◆ Records for the task ◆

--- start ---

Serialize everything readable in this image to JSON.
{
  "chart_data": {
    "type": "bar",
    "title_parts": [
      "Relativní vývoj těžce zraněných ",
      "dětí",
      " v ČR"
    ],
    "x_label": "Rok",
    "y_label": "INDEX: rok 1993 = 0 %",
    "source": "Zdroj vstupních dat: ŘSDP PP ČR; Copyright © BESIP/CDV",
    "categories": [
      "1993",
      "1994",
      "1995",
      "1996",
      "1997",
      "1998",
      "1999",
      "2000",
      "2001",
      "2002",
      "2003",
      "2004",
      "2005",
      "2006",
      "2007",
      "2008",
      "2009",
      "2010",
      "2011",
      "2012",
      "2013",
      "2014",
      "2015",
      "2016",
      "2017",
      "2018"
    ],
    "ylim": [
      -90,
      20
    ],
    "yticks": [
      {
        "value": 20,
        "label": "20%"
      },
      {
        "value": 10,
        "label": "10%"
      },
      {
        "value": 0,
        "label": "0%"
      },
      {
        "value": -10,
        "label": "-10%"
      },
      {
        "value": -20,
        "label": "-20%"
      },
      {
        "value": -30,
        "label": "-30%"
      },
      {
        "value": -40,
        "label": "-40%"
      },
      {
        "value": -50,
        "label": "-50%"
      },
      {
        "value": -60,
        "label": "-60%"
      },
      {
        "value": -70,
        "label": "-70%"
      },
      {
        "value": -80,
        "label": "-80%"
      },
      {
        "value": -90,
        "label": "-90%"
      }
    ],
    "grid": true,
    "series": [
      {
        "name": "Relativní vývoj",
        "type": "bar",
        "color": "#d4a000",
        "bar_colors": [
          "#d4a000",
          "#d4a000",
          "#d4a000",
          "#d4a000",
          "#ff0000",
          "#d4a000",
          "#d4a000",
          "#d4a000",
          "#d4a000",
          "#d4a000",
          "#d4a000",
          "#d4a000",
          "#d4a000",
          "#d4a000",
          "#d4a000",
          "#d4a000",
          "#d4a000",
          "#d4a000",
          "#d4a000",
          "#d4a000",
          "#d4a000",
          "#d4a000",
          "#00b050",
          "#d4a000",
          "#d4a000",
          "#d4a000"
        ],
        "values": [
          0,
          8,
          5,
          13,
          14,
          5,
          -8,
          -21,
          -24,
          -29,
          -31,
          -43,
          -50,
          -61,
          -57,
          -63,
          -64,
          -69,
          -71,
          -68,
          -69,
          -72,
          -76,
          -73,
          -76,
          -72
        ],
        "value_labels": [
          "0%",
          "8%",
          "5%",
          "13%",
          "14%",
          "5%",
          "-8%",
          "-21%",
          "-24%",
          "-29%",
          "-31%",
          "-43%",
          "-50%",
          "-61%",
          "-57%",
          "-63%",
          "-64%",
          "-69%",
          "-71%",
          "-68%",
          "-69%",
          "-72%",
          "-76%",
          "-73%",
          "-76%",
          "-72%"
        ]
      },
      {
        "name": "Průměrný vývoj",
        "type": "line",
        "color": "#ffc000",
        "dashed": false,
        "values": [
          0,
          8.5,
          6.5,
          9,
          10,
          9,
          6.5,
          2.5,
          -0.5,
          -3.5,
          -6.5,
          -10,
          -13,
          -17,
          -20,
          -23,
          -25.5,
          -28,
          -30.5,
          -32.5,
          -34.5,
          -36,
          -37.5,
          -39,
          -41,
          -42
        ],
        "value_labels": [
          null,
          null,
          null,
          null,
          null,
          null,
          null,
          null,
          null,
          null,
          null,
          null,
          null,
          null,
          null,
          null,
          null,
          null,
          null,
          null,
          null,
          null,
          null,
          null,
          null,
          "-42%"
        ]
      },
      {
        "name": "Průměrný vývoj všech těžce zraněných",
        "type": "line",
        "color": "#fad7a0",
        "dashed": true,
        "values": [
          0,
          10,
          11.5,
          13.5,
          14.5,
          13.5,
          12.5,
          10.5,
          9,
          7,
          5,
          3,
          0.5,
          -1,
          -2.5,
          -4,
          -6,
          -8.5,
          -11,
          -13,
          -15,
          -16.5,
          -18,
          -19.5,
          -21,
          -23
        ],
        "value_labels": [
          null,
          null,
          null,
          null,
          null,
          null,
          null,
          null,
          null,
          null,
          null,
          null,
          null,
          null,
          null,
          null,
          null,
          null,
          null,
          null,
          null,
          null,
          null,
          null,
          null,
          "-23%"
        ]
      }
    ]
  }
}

--- end ---

◆ Goal ◆
Take the listing above and set it down exactly.

◆ Final result ◆
Serialize everything readable in this image to JSON.
{
  "chart_data": {
    "type": "bar",
    "title_parts": [
      "Relativní vývoj těžce zraněných ",
      "dětí",
      " v ČR"
    ],
    "x_label": "Rok",
    "y_label": "INDEX: rok 1993 = 0 %",
    "source": "Zdroj vstupních dat: ŘSDP PP ČR; Copyright © BESIP/CDV",
    "categories": [
      "1993",
      "1994",
      "1995",
      "1996",
      "1997",
      "1998",
      "1999",
      "2000",
      "2001",
      "2002",
      "2003",
      "2004",
      "2005",
      "2006",
      "2007",
      "2008",
      "2009",
      "2010",
      "2011",
      "2012",
      "2013",
      "2014",
      "2015",
      "2016",
      "2017",
      "2018"
    ],
    "ylim": [
      -90,
      20
    ],
    "yticks": [
      {
        "value": 20,
        "label": "20%"
      },
      {
        "value": 10,
        "label": "10%"
      },
      {
        "value": 0,
        "label": "0%"
      },
      {
        "value": -10,
        "label": "-10%"
      },
      {
        "value": -20,
        "label": "-20%"
      },
      {
        "value": -30,
        "label": "-30%"
      },
      {
        "value": -40,
        "label": "-40%"
      },
      {
        "value": -50,
        "label": "-50%"
      },
      {
        "value": -60,
        "label": "-60%"
      },
      {
        "value": -70,
        "label": "-70%"
      },
      {
        "value": -80,
        "label": "-80%"
      },
      {
        "value": -90,
        "label": "-90%"
      }
    ],
    "grid": true,
    "series": [
      {
        "name": "Relativní vývoj",
        "type": "bar",
        "color": "#d4a000",
        "bar_colors": [
          "#d4a000",
          "#d4a000",
          "#d4a000",
          "#d4a000",
          "#ff0000",
          "#d4a000",
          "#d4a000",
          "#d4a000",
          "#d4a000",
          "#d4a000",
          "#d4a000",
          "#d4a000",
          "#d4a000",
          "#d4a000",
          "#d4a000",
          "#d4a000",
          "#d4a000",
          "#d4a000",
          "#d4a000",
          "#d4a000",
          "#d4a000",
          "#d4a000",
          "#00b050",
          "#d4a000",
          "#d4a000",
          "#d4a000"
        ],
        "values": [
          0,
          8,
          5,
          13,
          14,
          5,
          -8,
          -21,
          -24,
          -29,
          -31,
          -43,
          -50,
          -61,
          -57,
          -63,
          -64,
          -69,
          -71,
          -68,
          -69,
          -72,
          -76,
          -73,
          -76,
          -72
        ],
        "value_labels": [
          "0%",
          "8%",
          "5%",
          "13%",
          "14%",
          "5%",
          "-8%",
          "-21%",
          "-24%",
          "-29%",
          "-31%",
          "-43%",
          "-50%",
          "-61%",
          "-57%",
          "-63%",
          "-64%",
          "-69%",
          "-71%",
          "-68%",
          "-69%",
          "-72%",
          "-76%",
          "-73%",
          "-76%",
          "-72%"
        ]
      },
      {
        "name": "Průměrný vývoj",
        "type": "line",
        "color": "#ffc000",
        "dashed": false,
        "values": [
          0,
          8.5,
          6.5,
          9,
          10,
          9,
          6.5,
          2.5,
          -0.5,
          -3.5,
          -6.5,
          -10,
          -13,
          -17,
          -20,
          -23,
          -25.5,
          -28,
          -30.5,
          -32.5,
          -34.5,
          -36,
          -37.5,
          -39,
          -41,
          -42
        ],
        "value_labels": [
          null,
          null,
          null,
          null,
          null,
          null,
          null,
          null,
          null,
          null,
          null,
          null,
          null,
          null,
          null,
          null,
          null,
          null,
          null,
          null,
          null,
          null,
          null,
          null,
          null,
          "-42%"
        ]
      },
      {
        "name": "Průměrný vývoj všech těžce zraněných",
        "type": "line",
        "color": "#fad7a0",
        "dashed": true,
        "values": [
          0,
          10,
          11.5,
          13.5,
          14.5,
          13.5,
          12.5,
          10.5,
          9,
          7,
          5,
          3,
          0.5,
          -1,
          -2.5,
          -4,
          -6,
          -8.5,
          -11,
          -13,
          -15,
          -16.5,
          -18,
          -19.5,
          -21,
          -23
        ],
        "value_labels": [
          null,
          null,
          null,
          null,
          null,
          null,
          null,
          null,
          null,
          null,
          null,
          null,
          null,
          null,
          null,
          null,
          null,
          null,
          null,
          null,
          null,
          null,
          null,
          null,
          null,
          "-23%"
        ]
      }
    ]
  }
}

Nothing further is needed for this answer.